_GIVEN INSTRUCTION_
Copy out each line containing "cross" from the entries below.

[Figure dataset records]
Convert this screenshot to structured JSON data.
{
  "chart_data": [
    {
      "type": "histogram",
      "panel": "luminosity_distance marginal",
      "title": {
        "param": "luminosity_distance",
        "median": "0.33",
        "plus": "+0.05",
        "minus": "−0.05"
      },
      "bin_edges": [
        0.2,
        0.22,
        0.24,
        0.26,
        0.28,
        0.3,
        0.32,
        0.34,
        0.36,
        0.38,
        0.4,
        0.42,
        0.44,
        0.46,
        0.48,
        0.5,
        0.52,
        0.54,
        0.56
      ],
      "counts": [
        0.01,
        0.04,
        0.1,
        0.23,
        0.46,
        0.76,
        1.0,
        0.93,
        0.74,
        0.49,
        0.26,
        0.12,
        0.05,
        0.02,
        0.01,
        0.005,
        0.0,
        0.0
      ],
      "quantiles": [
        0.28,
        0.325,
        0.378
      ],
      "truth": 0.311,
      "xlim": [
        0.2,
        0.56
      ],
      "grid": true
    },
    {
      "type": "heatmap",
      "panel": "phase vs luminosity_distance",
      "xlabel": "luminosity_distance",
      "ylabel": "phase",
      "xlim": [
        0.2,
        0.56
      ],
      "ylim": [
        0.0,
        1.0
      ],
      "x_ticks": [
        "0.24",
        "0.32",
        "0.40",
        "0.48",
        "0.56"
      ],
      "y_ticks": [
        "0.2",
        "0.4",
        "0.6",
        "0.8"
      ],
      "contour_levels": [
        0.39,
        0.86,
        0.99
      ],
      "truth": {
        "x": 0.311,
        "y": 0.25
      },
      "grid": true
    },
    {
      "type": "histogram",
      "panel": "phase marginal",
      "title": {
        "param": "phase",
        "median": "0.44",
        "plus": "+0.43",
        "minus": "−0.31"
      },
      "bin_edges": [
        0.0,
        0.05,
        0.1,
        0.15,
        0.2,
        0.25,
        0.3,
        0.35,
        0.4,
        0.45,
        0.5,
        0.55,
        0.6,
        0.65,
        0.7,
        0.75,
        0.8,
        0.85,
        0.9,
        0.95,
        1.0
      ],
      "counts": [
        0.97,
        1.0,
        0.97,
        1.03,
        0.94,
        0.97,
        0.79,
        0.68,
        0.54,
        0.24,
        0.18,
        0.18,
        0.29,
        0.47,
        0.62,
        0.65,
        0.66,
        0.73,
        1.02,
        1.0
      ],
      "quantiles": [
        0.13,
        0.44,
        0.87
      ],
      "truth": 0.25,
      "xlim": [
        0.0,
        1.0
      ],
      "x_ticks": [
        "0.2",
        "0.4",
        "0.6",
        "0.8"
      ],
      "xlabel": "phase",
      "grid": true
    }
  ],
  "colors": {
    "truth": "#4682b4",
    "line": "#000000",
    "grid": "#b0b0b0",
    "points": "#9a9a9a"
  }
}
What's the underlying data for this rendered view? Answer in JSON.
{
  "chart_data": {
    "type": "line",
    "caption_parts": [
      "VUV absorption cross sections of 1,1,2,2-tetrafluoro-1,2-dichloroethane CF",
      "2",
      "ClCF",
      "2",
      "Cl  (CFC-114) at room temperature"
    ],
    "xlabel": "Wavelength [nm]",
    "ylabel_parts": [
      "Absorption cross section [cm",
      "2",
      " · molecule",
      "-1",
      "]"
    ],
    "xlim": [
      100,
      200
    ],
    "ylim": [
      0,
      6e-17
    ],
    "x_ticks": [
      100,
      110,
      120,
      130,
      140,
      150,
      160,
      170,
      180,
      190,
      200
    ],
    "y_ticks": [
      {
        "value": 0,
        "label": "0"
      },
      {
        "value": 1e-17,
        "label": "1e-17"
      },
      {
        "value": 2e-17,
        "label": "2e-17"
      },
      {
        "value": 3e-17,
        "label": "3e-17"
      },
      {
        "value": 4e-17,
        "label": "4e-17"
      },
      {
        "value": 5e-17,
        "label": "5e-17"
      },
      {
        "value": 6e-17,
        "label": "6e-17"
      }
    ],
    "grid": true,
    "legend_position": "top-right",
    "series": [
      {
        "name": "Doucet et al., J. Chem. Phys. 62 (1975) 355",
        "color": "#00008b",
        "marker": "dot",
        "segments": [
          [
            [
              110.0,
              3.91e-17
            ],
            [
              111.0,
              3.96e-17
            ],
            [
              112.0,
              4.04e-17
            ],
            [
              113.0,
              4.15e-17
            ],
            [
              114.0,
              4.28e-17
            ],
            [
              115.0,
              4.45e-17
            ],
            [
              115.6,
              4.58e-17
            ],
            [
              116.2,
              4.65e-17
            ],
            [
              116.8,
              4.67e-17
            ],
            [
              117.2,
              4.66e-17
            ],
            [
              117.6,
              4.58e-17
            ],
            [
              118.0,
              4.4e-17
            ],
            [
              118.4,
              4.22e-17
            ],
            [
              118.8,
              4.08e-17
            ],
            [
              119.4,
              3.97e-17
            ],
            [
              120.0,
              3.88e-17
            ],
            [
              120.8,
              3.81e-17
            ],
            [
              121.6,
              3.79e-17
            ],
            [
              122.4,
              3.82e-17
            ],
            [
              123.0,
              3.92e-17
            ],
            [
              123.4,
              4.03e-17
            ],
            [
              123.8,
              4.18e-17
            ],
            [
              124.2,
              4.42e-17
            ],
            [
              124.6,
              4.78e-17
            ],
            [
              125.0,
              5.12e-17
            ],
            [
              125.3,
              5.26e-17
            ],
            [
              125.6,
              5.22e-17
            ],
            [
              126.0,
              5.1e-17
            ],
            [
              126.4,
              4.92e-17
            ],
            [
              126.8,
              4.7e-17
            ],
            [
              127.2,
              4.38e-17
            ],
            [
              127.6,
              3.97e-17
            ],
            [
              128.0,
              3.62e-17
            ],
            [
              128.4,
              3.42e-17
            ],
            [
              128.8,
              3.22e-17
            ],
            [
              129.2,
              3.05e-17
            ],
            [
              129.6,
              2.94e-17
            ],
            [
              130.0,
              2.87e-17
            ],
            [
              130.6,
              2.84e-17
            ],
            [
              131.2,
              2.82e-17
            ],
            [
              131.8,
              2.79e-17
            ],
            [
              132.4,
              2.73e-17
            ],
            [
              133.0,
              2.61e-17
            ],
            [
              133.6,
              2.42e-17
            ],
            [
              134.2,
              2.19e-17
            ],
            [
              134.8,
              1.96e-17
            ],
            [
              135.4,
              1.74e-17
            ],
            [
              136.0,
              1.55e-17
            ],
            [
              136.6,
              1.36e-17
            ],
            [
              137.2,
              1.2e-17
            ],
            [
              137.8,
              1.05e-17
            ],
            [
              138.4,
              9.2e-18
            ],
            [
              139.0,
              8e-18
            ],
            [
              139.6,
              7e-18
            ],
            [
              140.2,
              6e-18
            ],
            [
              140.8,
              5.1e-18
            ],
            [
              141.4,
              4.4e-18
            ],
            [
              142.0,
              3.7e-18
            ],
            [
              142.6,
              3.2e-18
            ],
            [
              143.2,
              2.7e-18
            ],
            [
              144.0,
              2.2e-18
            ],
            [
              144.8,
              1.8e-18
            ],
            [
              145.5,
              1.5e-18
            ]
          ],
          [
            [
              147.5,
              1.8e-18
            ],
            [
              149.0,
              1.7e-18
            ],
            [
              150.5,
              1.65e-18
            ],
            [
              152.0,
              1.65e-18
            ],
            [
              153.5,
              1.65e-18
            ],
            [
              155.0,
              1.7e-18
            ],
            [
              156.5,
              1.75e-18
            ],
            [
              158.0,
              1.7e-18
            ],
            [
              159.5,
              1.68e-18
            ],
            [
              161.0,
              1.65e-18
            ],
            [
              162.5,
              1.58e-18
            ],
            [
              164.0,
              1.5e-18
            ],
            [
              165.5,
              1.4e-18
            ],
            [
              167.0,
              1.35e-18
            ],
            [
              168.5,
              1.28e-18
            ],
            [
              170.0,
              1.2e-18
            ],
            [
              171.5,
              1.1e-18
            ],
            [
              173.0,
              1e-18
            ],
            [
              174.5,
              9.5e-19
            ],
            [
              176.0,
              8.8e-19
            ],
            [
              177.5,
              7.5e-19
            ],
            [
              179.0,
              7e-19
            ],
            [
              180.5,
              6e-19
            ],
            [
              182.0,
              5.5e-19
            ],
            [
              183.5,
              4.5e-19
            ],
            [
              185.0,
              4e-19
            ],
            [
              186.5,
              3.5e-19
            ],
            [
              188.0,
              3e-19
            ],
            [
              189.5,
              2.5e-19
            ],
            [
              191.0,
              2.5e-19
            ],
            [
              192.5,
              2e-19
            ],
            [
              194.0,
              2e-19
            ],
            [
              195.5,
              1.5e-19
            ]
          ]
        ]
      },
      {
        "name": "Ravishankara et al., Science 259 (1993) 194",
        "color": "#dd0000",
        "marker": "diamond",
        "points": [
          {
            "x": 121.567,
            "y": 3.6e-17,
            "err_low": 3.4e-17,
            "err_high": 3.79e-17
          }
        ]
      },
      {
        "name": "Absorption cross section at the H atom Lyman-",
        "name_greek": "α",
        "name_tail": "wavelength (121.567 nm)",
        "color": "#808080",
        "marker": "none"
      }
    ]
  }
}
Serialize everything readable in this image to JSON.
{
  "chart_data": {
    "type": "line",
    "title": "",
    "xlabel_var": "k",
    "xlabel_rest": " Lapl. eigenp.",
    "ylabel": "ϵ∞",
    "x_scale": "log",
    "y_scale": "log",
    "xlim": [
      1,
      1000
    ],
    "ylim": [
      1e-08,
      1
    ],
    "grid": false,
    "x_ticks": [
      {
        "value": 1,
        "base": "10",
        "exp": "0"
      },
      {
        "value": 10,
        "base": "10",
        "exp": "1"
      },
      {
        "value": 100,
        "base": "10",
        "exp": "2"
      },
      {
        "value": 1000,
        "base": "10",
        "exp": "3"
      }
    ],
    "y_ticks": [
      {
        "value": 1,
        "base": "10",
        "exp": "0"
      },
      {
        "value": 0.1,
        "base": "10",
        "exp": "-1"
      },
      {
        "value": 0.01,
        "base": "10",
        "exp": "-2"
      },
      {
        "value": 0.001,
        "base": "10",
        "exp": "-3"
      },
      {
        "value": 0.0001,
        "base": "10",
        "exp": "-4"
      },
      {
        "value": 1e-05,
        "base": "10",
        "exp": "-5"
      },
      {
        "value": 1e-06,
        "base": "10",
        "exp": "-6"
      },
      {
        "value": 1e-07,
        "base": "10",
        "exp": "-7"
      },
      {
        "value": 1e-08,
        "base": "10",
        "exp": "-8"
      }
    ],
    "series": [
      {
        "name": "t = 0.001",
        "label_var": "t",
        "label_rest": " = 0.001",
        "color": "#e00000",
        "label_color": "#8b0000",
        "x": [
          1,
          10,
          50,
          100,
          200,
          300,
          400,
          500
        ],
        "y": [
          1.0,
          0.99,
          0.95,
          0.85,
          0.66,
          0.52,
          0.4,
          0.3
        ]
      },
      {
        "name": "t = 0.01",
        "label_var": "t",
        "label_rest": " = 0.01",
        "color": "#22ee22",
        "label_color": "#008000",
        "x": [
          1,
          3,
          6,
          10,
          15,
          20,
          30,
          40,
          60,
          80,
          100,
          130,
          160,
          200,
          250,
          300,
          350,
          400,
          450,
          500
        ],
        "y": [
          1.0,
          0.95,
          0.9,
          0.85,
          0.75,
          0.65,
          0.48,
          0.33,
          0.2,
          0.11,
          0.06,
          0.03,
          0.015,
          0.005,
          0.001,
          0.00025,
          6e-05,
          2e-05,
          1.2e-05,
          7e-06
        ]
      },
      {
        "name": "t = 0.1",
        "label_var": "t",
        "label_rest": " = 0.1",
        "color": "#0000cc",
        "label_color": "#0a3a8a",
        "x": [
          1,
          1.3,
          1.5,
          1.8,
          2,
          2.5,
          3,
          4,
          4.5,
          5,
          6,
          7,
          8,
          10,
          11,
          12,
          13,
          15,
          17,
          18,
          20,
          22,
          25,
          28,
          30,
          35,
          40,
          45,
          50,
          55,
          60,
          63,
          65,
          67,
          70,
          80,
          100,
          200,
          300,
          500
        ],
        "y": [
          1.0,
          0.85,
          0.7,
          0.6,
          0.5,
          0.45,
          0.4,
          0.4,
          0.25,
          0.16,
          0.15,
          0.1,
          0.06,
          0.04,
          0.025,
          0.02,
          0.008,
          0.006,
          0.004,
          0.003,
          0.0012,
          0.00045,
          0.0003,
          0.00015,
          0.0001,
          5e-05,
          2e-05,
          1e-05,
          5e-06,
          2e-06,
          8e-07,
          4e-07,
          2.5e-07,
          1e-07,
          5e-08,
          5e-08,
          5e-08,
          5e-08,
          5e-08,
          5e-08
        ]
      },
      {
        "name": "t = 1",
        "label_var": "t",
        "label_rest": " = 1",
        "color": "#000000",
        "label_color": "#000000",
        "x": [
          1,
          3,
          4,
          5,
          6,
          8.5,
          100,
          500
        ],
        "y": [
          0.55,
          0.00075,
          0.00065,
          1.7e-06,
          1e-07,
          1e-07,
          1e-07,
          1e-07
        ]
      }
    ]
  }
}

_FINAL RESULT_
      "VUV absorption cross sections of 1,1,2,2-tetrafluoro-1,2-dichloroethane CF",
      "Absorption cross section [cm",
        "name": "Absorption cross section at the H atom Lyman-",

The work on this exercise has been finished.